Print the whole listing exactly.

◆ Record set ◆
--- BEGIN ---

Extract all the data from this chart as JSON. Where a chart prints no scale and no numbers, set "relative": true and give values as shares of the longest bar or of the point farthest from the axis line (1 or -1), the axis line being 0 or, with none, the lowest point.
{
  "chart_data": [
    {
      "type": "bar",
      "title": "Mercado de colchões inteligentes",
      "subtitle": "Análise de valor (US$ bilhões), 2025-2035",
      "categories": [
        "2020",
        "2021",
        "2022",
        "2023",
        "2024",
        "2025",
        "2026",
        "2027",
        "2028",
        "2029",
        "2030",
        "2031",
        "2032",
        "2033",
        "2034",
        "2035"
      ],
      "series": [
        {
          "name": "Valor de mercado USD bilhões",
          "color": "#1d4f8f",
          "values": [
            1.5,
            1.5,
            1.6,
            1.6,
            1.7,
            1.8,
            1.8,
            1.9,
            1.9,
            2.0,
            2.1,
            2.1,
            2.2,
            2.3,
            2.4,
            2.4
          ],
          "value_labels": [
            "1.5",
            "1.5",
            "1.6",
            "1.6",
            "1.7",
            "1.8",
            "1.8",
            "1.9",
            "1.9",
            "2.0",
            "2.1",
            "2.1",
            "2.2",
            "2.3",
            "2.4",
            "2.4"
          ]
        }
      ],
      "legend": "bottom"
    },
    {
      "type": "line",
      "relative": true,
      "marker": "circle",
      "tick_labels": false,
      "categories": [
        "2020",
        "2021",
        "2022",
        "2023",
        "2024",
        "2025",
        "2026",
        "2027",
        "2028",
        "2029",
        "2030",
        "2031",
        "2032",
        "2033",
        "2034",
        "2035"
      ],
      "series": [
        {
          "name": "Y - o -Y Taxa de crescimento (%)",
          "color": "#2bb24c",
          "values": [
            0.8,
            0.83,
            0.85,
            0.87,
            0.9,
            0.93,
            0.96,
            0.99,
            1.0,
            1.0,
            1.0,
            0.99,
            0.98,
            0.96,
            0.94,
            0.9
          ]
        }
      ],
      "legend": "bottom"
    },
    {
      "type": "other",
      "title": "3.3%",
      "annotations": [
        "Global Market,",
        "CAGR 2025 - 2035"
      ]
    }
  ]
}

--- END ---

◆ Reply ◆
Extract all the data from this chart as JSON. Where a chart prints no scale and no numbers, set "relative": true and give values as shares of the longest bar or of the point farthest from the axis line (1 or -1), the axis line being 0 or, with none, the lowest point.
{
  "chart_data": [
    {
      "type": "bar",
      "title": "Mercado de colchões inteligentes",
      "subtitle": "Análise de valor (US$ bilhões), 2025-2035",
      "categories": [
        "2020",
        "2021",
        "2022",
        "2023",
        "2024",
        "2025",
        "2026",
        "2027",
        "2028",
        "2029",
        "2030",
        "2031",
        "2032",
        "2033",
        "2034",
        "2035"
      ],
      "series": [
        {
          "name": "Valor de mercado USD bilhões",
          "color": "#1d4f8f",
          "values": [
            1.5,
            1.5,
            1.6,
            1.6,
            1.7,
            1.8,
            1.8,
            1.9,
            1.9,
            2.0,
            2.1,
            2.1,
            2.2,
            2.3,
            2.4,
            2.4
          ],
          "value_labels": [
            "1.5",
            "1.5",
            "1.6",
            "1.6",
            "1.7",
            "1.8",
            "1.8",
            "1.9",
            "1.9",
            "2.0",
            "2.1",
            "2.1",
            "2.2",
            "2.3",
            "2.4",
            "2.4"
          ]
        }
      ],
      "legend": "bottom"
    },
    {
      "type": "line",
      "relative": true,
      "marker": "circle",
      "tick_labels": false,
      "categories": [
        "2020",
        "2021",
        "2022",
        "2023",
        "2024",
        "2025",
        "2026",
        "2027",
        "2028",
        "2029",
        "2030",
        "2031",
        "2032",
        "2033",
        "2034",
        "2035"
      ],
      "series": [
        {
          "name": "Y - o -Y Taxa de crescimento (%)",
          "color": "#2bb24c",
          "values": [
            0.8,
            0.83,
            0.85,
            0.87,
            0.9,
            0.93,
            0.96,
            0.99,
            1.0,
            1.0,
            1.0,
            0.99,
            0.98,
            0.96,
            0.94,
            0.9
          ]
        }
      ],
      "legend": "bottom"
    },
    {
      "type": "other",
      "title": "3.3%",
      "annotations": [
        "Global Market,",
        "CAGR 2025 - 2035"
      ]
    }
  ]
}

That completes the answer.